(begin)

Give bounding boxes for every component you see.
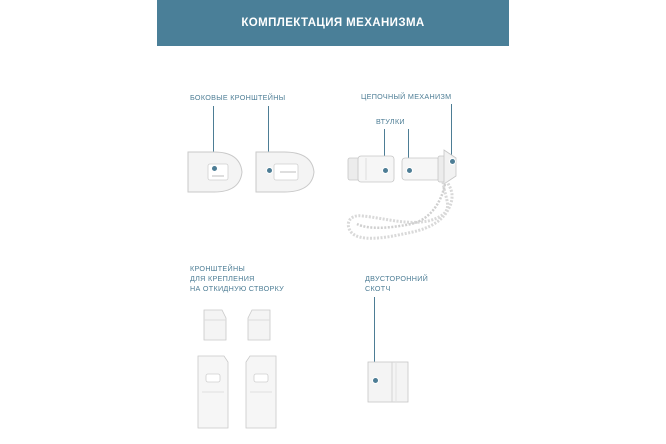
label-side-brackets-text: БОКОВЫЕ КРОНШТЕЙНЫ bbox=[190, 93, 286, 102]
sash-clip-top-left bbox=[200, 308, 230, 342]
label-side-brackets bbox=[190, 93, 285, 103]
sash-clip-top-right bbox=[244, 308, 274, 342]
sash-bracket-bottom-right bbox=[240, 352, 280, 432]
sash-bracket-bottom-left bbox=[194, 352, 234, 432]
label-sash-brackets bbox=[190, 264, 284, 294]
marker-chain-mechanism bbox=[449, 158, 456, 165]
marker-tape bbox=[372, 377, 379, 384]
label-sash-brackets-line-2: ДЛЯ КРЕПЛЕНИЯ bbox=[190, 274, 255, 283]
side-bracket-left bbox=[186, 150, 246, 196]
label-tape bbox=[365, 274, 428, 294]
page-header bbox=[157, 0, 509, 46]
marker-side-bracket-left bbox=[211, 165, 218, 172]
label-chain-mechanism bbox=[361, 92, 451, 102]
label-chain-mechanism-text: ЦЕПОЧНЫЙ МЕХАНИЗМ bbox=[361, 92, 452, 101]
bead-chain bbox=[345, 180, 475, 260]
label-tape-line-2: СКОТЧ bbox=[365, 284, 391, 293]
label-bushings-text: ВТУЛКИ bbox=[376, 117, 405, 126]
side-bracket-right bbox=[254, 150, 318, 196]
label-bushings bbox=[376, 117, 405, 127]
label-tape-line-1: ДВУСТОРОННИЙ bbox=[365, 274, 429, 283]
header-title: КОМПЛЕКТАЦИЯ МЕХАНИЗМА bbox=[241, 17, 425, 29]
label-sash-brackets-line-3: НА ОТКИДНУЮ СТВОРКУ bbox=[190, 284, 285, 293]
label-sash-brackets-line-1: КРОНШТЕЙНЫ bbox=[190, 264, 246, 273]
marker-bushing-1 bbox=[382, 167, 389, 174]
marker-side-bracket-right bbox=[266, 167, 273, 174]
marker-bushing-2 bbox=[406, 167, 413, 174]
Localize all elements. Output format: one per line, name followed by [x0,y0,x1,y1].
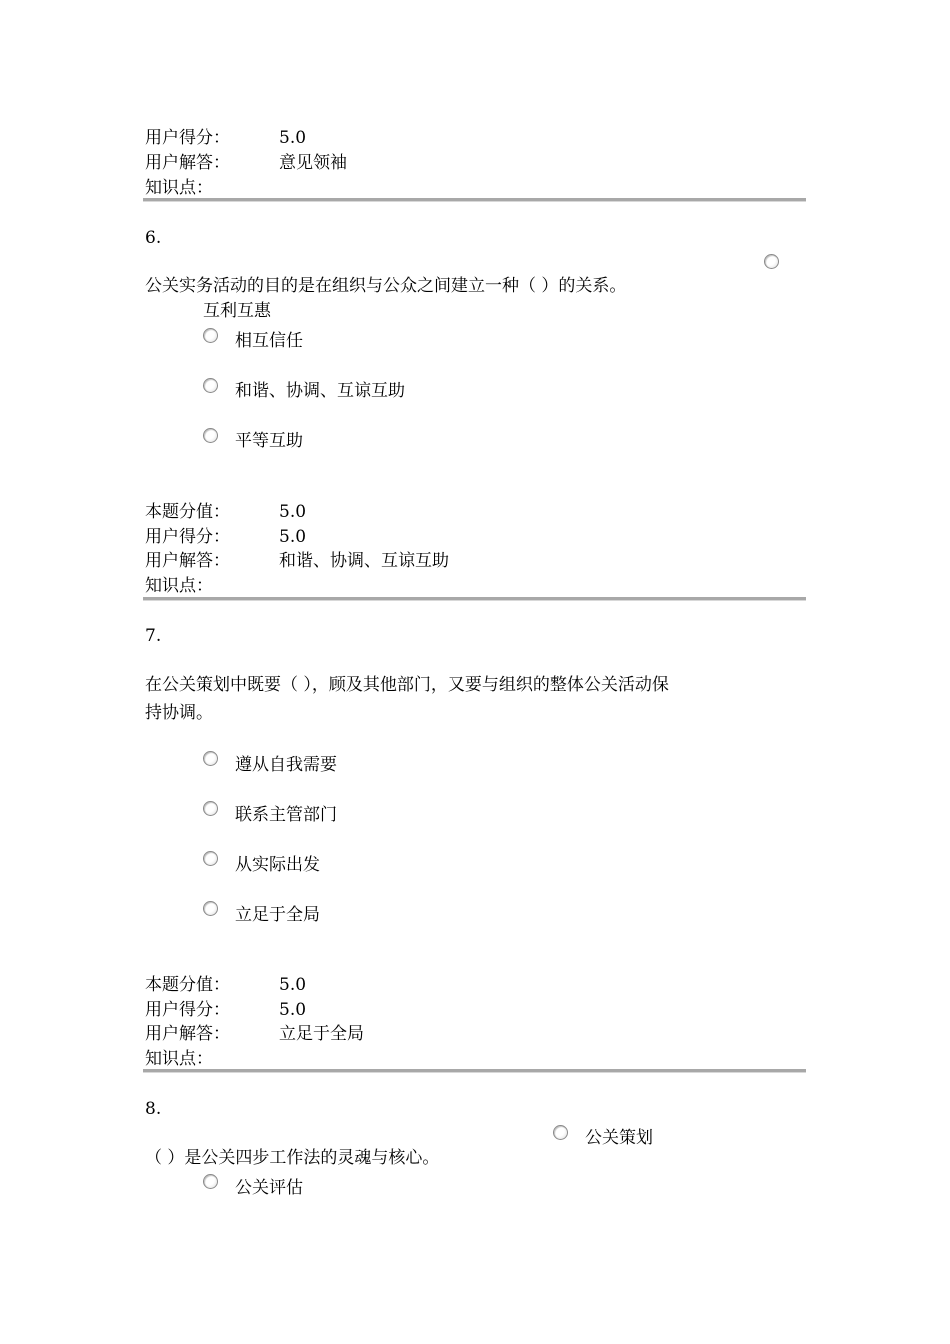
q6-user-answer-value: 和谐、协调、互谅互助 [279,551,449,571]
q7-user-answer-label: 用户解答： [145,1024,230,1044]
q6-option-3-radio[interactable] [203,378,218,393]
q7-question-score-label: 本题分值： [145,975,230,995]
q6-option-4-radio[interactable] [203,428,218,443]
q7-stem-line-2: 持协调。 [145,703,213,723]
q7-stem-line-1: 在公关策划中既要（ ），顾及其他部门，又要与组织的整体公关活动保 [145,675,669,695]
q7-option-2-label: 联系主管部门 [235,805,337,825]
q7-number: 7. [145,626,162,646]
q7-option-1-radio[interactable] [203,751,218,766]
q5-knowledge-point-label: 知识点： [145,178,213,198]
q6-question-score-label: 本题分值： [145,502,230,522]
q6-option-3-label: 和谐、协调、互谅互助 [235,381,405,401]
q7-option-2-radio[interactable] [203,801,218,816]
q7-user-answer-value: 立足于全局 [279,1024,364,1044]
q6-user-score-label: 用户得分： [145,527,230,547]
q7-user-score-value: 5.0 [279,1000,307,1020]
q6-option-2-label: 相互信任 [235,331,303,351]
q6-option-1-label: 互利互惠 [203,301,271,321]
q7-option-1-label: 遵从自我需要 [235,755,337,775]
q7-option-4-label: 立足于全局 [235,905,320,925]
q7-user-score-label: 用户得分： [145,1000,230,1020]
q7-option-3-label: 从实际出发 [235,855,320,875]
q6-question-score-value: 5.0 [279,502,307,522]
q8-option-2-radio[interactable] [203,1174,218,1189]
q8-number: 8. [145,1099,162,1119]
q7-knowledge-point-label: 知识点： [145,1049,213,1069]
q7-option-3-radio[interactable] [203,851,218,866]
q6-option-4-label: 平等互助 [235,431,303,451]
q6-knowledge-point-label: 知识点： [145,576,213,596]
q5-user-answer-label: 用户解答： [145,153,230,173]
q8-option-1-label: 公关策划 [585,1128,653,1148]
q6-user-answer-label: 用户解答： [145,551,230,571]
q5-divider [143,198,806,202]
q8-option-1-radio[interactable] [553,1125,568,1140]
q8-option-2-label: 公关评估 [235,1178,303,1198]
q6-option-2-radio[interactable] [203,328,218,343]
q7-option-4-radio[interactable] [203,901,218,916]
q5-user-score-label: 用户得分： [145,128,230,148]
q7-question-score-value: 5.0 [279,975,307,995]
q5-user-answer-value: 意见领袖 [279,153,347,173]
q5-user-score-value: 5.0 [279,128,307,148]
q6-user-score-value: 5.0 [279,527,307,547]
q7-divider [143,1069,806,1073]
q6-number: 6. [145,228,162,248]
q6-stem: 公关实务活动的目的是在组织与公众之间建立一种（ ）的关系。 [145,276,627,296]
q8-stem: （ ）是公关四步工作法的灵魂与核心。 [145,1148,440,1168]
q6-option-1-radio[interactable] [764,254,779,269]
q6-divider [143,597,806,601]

(end)
(begin)

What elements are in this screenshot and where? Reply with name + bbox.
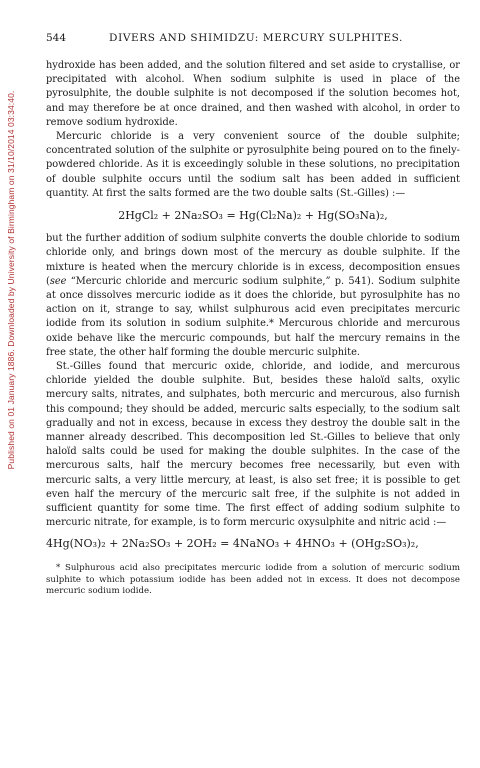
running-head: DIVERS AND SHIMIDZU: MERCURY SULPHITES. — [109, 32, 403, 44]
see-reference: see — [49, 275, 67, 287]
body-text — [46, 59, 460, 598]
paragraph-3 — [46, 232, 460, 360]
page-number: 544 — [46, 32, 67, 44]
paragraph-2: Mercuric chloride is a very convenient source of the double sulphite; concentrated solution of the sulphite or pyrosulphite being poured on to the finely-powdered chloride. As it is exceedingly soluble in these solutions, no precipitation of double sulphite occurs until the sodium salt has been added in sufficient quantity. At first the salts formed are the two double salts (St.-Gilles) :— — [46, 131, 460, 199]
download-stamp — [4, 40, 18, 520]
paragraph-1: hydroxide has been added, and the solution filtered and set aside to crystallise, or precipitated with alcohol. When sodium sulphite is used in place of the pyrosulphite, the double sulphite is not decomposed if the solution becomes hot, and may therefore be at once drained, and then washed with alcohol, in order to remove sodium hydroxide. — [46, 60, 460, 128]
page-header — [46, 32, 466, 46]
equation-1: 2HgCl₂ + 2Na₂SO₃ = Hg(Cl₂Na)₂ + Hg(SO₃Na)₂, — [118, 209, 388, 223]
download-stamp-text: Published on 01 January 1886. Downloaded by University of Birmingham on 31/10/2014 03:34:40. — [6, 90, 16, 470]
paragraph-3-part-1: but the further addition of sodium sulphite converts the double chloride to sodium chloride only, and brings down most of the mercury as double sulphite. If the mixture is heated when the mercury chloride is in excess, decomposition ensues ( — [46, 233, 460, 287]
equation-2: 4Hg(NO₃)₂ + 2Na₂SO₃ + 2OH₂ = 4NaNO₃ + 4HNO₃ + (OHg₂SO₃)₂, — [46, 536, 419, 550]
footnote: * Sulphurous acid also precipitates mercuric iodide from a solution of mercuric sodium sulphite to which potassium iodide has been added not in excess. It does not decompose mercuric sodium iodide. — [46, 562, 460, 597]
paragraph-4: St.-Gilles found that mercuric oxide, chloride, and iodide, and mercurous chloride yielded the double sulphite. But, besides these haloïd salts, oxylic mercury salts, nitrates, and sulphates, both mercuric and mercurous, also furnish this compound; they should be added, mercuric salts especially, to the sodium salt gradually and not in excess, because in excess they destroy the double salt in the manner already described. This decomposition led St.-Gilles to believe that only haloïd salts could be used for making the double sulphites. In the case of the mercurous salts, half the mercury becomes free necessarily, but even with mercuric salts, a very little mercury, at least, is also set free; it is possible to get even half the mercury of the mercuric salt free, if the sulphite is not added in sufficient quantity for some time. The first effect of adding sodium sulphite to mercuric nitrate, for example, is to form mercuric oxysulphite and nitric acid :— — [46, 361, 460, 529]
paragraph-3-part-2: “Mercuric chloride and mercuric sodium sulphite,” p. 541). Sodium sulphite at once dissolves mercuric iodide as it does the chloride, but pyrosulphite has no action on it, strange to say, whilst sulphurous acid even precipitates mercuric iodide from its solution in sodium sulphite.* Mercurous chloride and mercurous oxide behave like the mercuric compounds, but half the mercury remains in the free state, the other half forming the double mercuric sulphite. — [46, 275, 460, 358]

(end)

> What is expected
Switch "marker" to "pointer" in the records between the line holding "label-side-brackets-text: БОКОВЫЕ КРОНШТЕЙНЫ" and the line holding "label-chain-mechanism-text: ЦЕПОЧНЫЙ МЕХАНИЗМ", inclusive. Give back only those lines, with nothing else changed.

> Task solution
label-side-brackets-text: БОКОВЫЕ КРОНШТЕЙНЫ bbox=[190, 93, 286, 102]
sash-clip-top-left bbox=[200, 308, 230, 342]
label-side-brackets bbox=[190, 93, 285, 103]
sash-clip-top-right bbox=[244, 308, 274, 342]
sash-bracket-bottom-right bbox=[240, 352, 280, 432]
sash-bracket-bottom-left bbox=[194, 352, 234, 432]
label-sash-brackets bbox=[190, 264, 284, 294]
pointer-chain-mechanism bbox=[449, 158, 456, 165]
pointer-tape bbox=[372, 377, 379, 384]
label-sash-brackets-line-2: ДЛЯ КРЕПЛЕНИЯ bbox=[190, 274, 255, 283]
side-bracket-left bbox=[186, 150, 246, 196]
label-tape bbox=[365, 274, 428, 294]
page-header bbox=[157, 0, 509, 46]
pointer-side-bracket-left bbox=[211, 165, 218, 172]
label-chain-mechanism bbox=[361, 92, 451, 102]
label-chain-mechanism-text: ЦЕПОЧНЫЙ МЕХАНИЗМ bbox=[361, 92, 452, 101]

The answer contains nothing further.